**Page text:**

[freenet-dev] Load balancing redux

Matthew Toseland Tue, 20 Jun 2006 03:03:31 +0100

On Sat, Jun 17, 2006 at 09:36:53PM -0400, Ed Tomlinson wrote:
> On Saturday 17 June 2006 17:56, Matthew Toseland wrote:
> > I'm still not entirely sure how this is going to work...
> > 
> > As far as I can see, this is the algorithm proposed:
> > 
> > OUTGOING REQUESTS: (normal load balancing)
> > For each node, we keep an AIMD. This determines the rate at which we can
> > send requests to this node. When a timeout or a RejectedOverload occurs,
> > we reduce the rate at which we can send to the node. It also has a small
> > token bucket, simply to smooth things out a bit; every time we would
> > have an opportunity to send a request, we add a token.
> 
> What do you mean by "every time we would have an opportunity to send a 
> request"?  
>   
> The existing AIMD logic works at the packet level and effectivily controls
> bandwidth usage.   Am I understanding this correctly in that you are 
> suggesting
> a second AIMD at the message/peer level (which is what my patch does)...


Yes.
> 
> If you are using tokens to control sends then why the high level AIMD? We 
> already have a packet level AIMD to control bandwidth so the token system 
> should suffice to balance load.

No. We need to balance load on a packet level in order to be
TCP-compatible, and at a request level in order to limit load. Packet
level AIMD is only sensitive to packet loss on that specific link.
>  
> > INCOMING REQUESTS: (load limiting)
> > For each node (and also for the local node), we keep another token
> > bucket. If this node sends us a request, we remove a token from its
> > bucket; if there are no tokens left, we reject the request with
> > RejectedOverload. 
> 
> clear enough
> 
> > When a token is created, it is added to the fullest non-full bucket. The
> > result of this is that if there are enough request slots to go around,
> > the node will accept every request, but if not, then it will
> > preferentially reject those coming from nodes which send the most
> > requests. This is how we ensure that load propagates back to the
> > original flooder / source, and interferes with other requests and routes
> > to the absolute minimum degree necessary.
> 
> Base assumption is that fair scheduling is what we really want.  Is it
> really?

The basic requirement is that load be propagated back to the source
without relying on the source solely to reduce its request rate (hence
allowing flooding) and without any difference between the original request
source's required behaviour (which might give away that it is the original
request source), and that of any other node.

**Available data:**
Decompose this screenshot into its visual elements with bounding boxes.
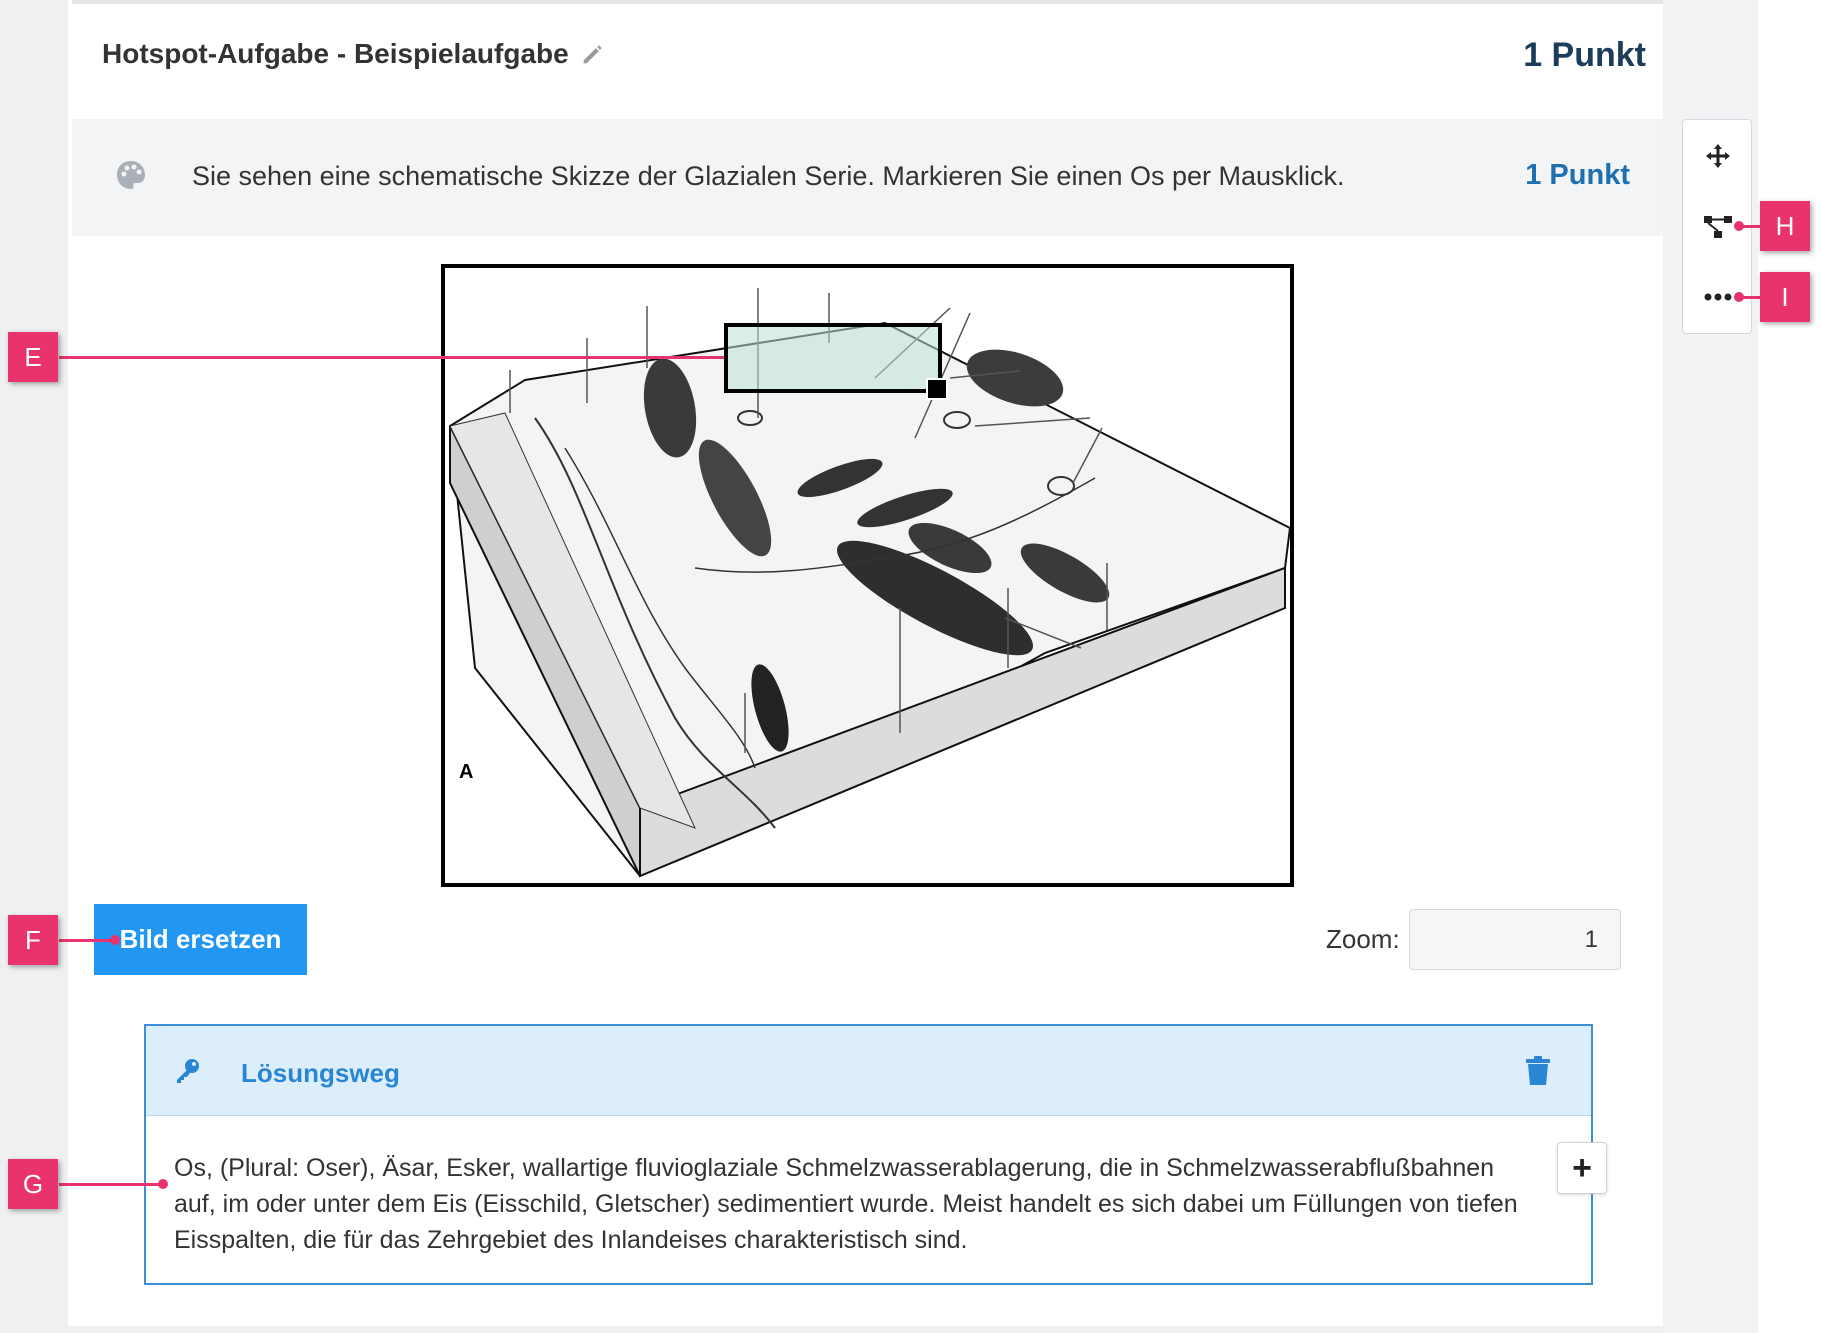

**Written tasks:**
(a) Translate this sentence from the load-balancing thread into German: "Packet level AIMD is only sensitive to packet loss on that specific link."
(b) Revise the stretch of the load-balancing thread from "[freenet-dev] Load balancing" through "(normal load balancing)", putting "scheme" in place of "algorithm".
(c) Carry the load-balancing thread forward from its final sentence.
The material comes from a separate source unrelated to the load-balancing thread.

**Outputs in order:**
(a) AIMD auf Paketebene reagiert nur auf Paketverluste auf genau dieser Verbindung.

(b)
[freenet-dev] Load balancing redux

Matthew Toseland Tue, 20 Jun 2006 03:03:31 +0100

On Sat, Jun 17, 2006 at 09:36:53PM -0400, Ed Tomlinson wrote:
> On Saturday 17 June 2006 17:56, Matthew Toseland wrote:
> > I'm still not entirely sure how this is going to work...
> > 
> > As far as I can see, this is the scheme proposed:
> > 
> > OUTGOING REQUESTS: (normal load balancing)

(c)
> 
> > All the buckets start full. Whenever a request is forwarded or
> > answered locally (obviously only once per request), we create a token.
> > Even if that request resulted in a timeout, or every node rejected it
> > due to overload. Thus the rate at which requests are sent is constrained
> > by the AIMD on each link, and the rate at which requests are sent itself
> > constrains the rate at which requests can be accepted.
> > 
> > Hence, when we answer a request from the store, we can accept another
> > request. When we forward a request, we can accept another request. And
> > if we don't manage to forward it, then we reject that request and we
> > return the token - to the fullest non-full bucket, not normally to
> > the bucket we just took it from; this is so that nodes which flood
> > deplete their buckets quickly, even when their requests are not actually
> > forwarded.
> 
> How do we control the number of tokens?  I see how we create and use tokens
> but what decides how many we need start with, how do we know if we are
> using too few or too many?

The size of the buckets is arbitrary. We start with a certain number in
each bucket, which is another parameter. :|
> 
> > So:
> > - We won't run out of tokens.
> > - The rejection will normally cause the previous node to reduce the rate
> >   at which it sends requests, because of its outgoing AIMD.
> > - If a node floods, then it will quickly deplete its bucket. Other nodes
> >   will get all the tokens and the flooder will be left with the few
> >   request slots that were really not needed by anyone else.
> > - If there is enough capacity to forward every incoming request, then no
> >   requests will be rejected.
> > - Load is propagated back to the source. If node A is connected to node
> >   B to node C, and A floods, then part of the flood will go through B to
> >   C. C will then reject some requests pre-emptively and may have some
> >   timeouts. This will result in B reducing its send rate to C. That will
> >   result in more requests to B being rejected, which should result in A
> >   reducing its rate of sending requests. But even if A does not, B will
> >   refuse almost all of A's requests.
> > 
> > MISROUTING:
> > The above should propagate load, and thereby limit it; however, the
> > level that it limits it to may still be too high resulting in misrouting.
> > 
> > The main levers we have over this:
> > - We could route a request to any available node (best choice first
> >   obviously). This is what we do now (modulo backoff). The question is,
> >   would this result in significant misrouting? In the case of really
> >   slow (modem) nodes, this may be acceptable, but we don't want too much
> >   misrouting in general. Also, this strategy may promote ubernodes; one
> >   node is fast, the rest are slow, so the ubernode gets all the
> >   requests.
> 
> > - We could only route a request to its best choice (unless it's already
> >   been there). We would probably have to make RejectedOverload's fatal,
> >   otherwise this would be pointless as it would be tried elsewhere,
> >   causing more hops.
> 
> - We could try to route a request to its best choice, if it works within a 
> short,
> configurable, time great, otherwise we treat the request as if we got a DNF 
> (but 
> do not play with the HTL).

You mean queue it? I was trying to avoid delays...
>  
> > - We could compromize; only route the request to "roughly" its best
> >   choice, for some definition of roughly...
> > 
> > In any case this needs to be simulated. It may be that the load limiting
> > algorithm described will keep misrouting within reasonable bounds...
> > 
> > OTHER ISSUES:
> > This essentially is the proposal I think.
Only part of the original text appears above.